Using the listing below, copy every line that mentions "National".
************
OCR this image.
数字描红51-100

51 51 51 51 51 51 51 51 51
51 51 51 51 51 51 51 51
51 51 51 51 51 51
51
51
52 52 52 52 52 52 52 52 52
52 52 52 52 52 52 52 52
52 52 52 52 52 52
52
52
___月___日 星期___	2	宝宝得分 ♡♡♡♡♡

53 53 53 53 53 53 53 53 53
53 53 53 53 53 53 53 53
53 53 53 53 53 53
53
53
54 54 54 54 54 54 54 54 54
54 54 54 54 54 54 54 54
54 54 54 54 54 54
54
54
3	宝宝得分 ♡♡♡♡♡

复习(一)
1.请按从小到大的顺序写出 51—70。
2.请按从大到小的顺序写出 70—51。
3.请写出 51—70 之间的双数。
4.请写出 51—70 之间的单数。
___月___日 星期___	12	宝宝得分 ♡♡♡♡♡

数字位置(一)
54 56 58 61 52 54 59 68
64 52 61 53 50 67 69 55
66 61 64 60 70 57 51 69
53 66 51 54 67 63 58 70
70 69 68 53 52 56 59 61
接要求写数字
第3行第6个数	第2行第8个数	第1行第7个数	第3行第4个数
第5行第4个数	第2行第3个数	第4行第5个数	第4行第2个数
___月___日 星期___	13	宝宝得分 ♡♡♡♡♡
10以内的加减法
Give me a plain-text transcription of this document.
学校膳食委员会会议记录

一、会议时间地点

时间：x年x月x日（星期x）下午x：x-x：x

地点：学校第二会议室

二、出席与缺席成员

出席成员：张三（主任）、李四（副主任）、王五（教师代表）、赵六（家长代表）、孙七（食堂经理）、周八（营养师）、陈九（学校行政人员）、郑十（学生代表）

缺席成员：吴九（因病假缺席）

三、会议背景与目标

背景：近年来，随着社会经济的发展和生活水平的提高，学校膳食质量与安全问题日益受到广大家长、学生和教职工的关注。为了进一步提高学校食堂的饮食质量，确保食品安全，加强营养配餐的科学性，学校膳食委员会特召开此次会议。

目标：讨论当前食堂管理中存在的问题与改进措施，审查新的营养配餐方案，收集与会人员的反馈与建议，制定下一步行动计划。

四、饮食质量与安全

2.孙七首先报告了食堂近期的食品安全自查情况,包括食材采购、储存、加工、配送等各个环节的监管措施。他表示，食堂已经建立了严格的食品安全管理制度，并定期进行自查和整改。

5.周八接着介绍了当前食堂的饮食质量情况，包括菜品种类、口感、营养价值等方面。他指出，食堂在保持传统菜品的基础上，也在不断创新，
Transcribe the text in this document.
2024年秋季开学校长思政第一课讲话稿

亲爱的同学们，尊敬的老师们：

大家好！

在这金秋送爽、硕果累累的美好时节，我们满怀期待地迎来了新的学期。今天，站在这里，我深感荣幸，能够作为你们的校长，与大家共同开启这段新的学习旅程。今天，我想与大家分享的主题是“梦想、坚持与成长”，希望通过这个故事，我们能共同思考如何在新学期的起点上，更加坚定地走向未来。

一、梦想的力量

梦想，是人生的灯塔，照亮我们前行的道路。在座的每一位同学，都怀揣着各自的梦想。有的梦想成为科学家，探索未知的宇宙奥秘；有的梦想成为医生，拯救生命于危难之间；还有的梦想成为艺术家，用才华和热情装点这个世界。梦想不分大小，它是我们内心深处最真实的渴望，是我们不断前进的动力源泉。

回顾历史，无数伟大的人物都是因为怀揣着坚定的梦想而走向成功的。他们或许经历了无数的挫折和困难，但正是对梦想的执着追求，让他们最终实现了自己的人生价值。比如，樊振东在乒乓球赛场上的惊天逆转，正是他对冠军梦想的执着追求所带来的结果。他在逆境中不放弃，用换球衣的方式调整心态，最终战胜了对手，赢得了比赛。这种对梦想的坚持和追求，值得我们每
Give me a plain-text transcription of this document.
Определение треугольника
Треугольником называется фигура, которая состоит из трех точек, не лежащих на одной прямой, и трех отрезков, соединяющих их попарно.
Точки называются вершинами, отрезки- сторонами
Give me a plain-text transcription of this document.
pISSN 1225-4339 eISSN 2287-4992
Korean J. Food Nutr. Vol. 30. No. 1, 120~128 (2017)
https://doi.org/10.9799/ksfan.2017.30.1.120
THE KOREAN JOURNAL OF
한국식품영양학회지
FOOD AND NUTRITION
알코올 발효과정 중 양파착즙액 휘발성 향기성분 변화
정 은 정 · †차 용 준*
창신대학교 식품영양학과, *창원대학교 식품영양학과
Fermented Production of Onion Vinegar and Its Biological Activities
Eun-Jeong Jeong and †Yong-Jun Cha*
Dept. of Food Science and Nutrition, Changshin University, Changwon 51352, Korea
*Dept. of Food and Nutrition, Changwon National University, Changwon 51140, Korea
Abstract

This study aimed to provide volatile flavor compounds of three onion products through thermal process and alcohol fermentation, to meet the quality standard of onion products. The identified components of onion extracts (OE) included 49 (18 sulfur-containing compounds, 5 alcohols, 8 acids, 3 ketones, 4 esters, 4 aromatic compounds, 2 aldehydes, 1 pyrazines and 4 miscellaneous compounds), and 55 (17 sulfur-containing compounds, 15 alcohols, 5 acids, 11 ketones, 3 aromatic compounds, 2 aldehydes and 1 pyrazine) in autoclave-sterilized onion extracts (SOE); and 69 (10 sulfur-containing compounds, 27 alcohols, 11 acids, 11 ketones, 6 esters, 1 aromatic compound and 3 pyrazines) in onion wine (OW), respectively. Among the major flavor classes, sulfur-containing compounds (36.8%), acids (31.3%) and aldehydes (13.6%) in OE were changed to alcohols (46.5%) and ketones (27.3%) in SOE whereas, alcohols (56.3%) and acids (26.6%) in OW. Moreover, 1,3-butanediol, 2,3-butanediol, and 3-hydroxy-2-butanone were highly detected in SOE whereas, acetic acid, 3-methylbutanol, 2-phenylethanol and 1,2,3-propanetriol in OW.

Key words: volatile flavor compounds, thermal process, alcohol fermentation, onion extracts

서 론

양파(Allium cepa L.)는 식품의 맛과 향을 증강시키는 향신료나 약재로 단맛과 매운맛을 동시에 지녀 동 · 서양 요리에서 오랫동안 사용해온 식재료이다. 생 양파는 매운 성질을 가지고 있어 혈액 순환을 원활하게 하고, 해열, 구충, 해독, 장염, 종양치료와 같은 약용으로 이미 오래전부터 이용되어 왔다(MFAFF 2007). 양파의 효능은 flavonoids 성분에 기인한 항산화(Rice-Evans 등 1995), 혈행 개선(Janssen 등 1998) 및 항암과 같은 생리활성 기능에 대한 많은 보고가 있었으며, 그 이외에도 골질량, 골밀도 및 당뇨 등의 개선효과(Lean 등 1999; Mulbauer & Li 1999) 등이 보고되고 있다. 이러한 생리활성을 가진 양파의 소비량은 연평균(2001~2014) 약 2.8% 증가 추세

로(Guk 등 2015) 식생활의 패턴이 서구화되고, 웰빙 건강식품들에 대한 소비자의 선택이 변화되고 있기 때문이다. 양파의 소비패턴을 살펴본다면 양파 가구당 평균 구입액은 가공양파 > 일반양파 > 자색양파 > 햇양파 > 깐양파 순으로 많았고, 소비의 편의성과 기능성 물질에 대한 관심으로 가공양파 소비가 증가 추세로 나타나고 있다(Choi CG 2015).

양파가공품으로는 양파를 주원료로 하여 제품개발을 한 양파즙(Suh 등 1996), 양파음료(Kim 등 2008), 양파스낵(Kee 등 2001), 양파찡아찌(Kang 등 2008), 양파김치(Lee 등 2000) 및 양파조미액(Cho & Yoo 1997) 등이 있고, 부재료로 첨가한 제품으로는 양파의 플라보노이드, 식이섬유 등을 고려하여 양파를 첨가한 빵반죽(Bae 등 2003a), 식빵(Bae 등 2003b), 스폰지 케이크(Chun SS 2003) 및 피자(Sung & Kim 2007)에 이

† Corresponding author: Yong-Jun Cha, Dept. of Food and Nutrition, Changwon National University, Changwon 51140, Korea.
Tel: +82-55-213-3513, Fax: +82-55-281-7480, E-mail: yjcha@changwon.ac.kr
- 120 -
************
• **ANSWER TO THE EXERCISE**:
*Dept. of Food and Nutrition, Changwon National University, Changwon 51140, Korea
† Corresponding author: Yong-Jun Cha, Dept. of Food and Nutrition, Changwon National University, Changwon 51140, Korea.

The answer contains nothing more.